## Begin RECORDS FOR THE TASK

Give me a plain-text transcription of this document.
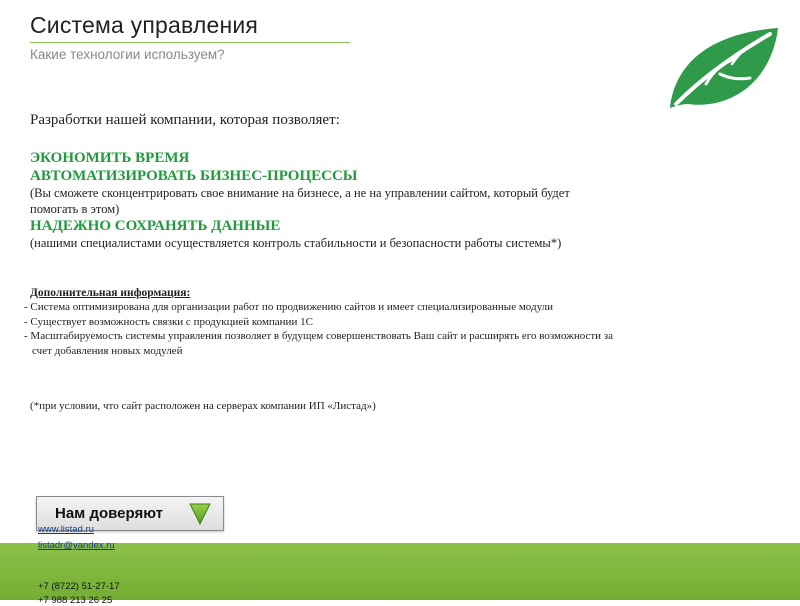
Система управления
Какие технологии используем?
Разработки нашей компании, которая позволяет:
ЭКОНОМИТЬ ВРЕМЯ
АВТОМАТИЗИРОВАТЬ БИЗНЕС-ПРОЦЕССЫ
(Вы сможете сконцентрировать свое внимание на бизнесе, а не на управлении сайтом, который будет помогать в этом)
НАДЕЖНО СОХРАНЯТЬ ДАННЫЕ
(нашими специалистами осуществляется контроль стабильности и безопасности работы системы*)
Дополнительная информация:
- Система оптимизирована для организации работ по продвижению сайтов и имеет специализированные модули
- Существует возможность связки с продукцией компании 1С
- Масштабируемость системы управления позволяет в будущем совершенствовать Ваш сайт и расширять его возможности за счет добавления новых модулей
(*при условии, что сайт расположен на серверах компании ИП «Листад»)
Нам доверяют
www.listad.ru
listadr@yandex.ru
+7 (8722) 51-27-17
+7 988 213 26 25
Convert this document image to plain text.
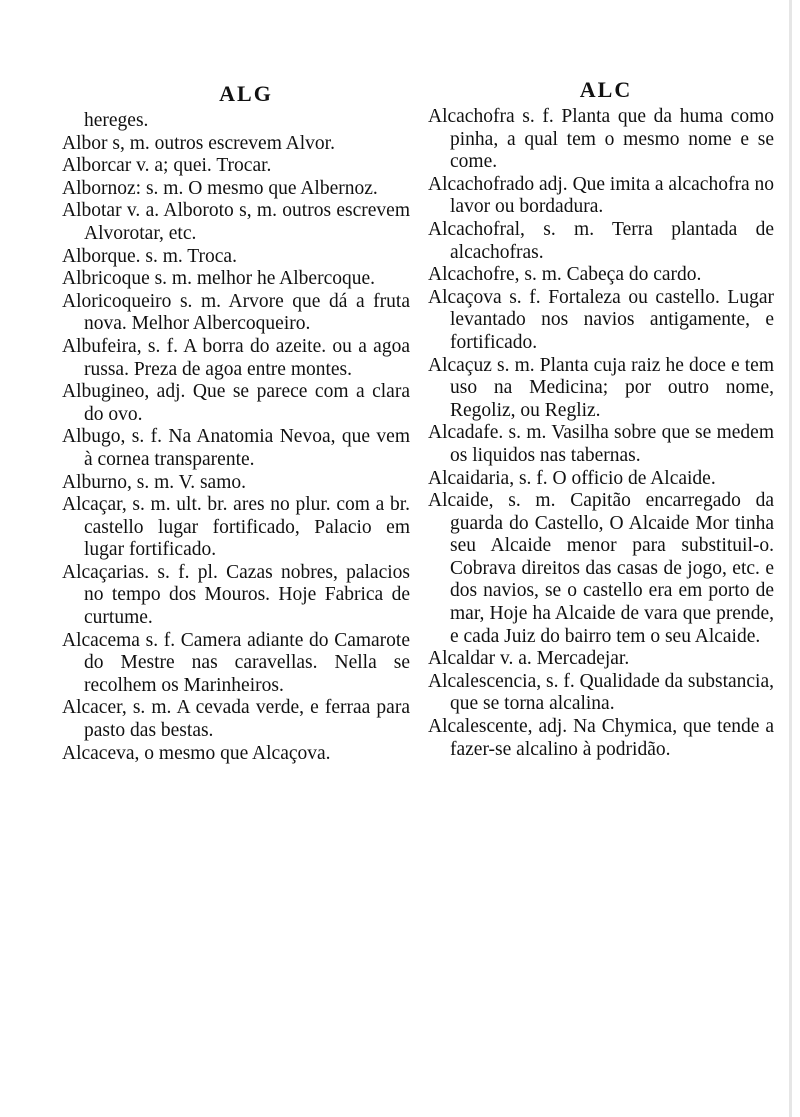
ALG

hereges.

Albor s, m. outros escrevem Alvor.

Alborcar v. a; quei. Trocar.

Albornoz: s. m. O mesmo que Albernoz.

Albotar v. a. Alboroto s, m. outros escrevem Alvorotar, etc.

Alborque. s. m. Troca.

Albricoque s. m. melhor he Albercoque.

Aloricoqueiro s. m. Arvore que dá a fruta nova. Melhor Albercoqueiro.

Albufeira, s. f. A borra do azeite. ou a agoa russa. Preza de agoa entre montes.

Albugineo, adj. Que se parece com a clara do ovo.

Albugo, s. f. Na Anatomia Nevoa, que vem à cornea transparente.

Alburno, s. m. V. samo.

Alcaçar, s. m. ult. br. ares no plur. com a br. castello lugar fortificado, Palacio em lugar fortificado.

Alcaçarias. s. f. pl. Cazas nobres, palacios no tempo dos Mouros. Hoje Fabrica de curtume.

Alcacema s. f. Camera adiante do Camarote do Mestre nas caravellas. Nella se recolhem os Marinheiros.

Alcacer, s. m. A cevada verde, e ferraa para pasto das bestas.

Alcaceva, o mesmo que Alcaçova.

ALC

Alcachofra s. f. Planta que da huma como pinha, a qual tem o mesmo nome e se come.

Alcachofrado adj. Que imita a alcachofra no lavor ou bordadura.

Alcachofral, s. m. Terra plantada de alcachofras.

Alcachofre, s. m. Cabeça do cardo.

Alcaçova s. f. Fortaleza ou castello. Lugar levantado nos navios antigamente, e fortificado.

Alcaçuz s. m. Planta cuja raiz he doce e tem uso na Medicina; por outro nome, Regoliz, ou Regliz.

Alcadafe. s. m. Vasilha sobre que se medem os liquidos nas tabernas.

Alcaidaria, s. f. O officio de Alcaide.

Alcaide, s. m. Capitão encarregado da guarda do Castello, O Alcaide Mor tinha seu Alcaide menor para substituil-o. Cobrava direitos das casas de jogo, etc. e dos navios, se o castello era em porto de mar, Hoje ha Alcaide de vara que prende, e cada Juiz do bairro tem o seu Alcaide.

Alcaldar v. a. Mercadejar.

Alcalescencia, s. f. Qualidade da substancia, que se torna alcalina.

Alcalescente, adj. Na Chymica, que tende a fazer-se alcalino à podridão.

## End RECORDS FOR THE TASK

• [TO DO]: Pull out every line above that holds the word "nome".

• [PROBLEM SOLUTION]:
Alcachofra s. f. Planta que da huma como pinha, a qual tem o mesmo nome e se come.
Alcaçuz s. m. Planta cuja raiz he doce e tem uso na Medicina; por outro nome, Regoliz, ou Regliz.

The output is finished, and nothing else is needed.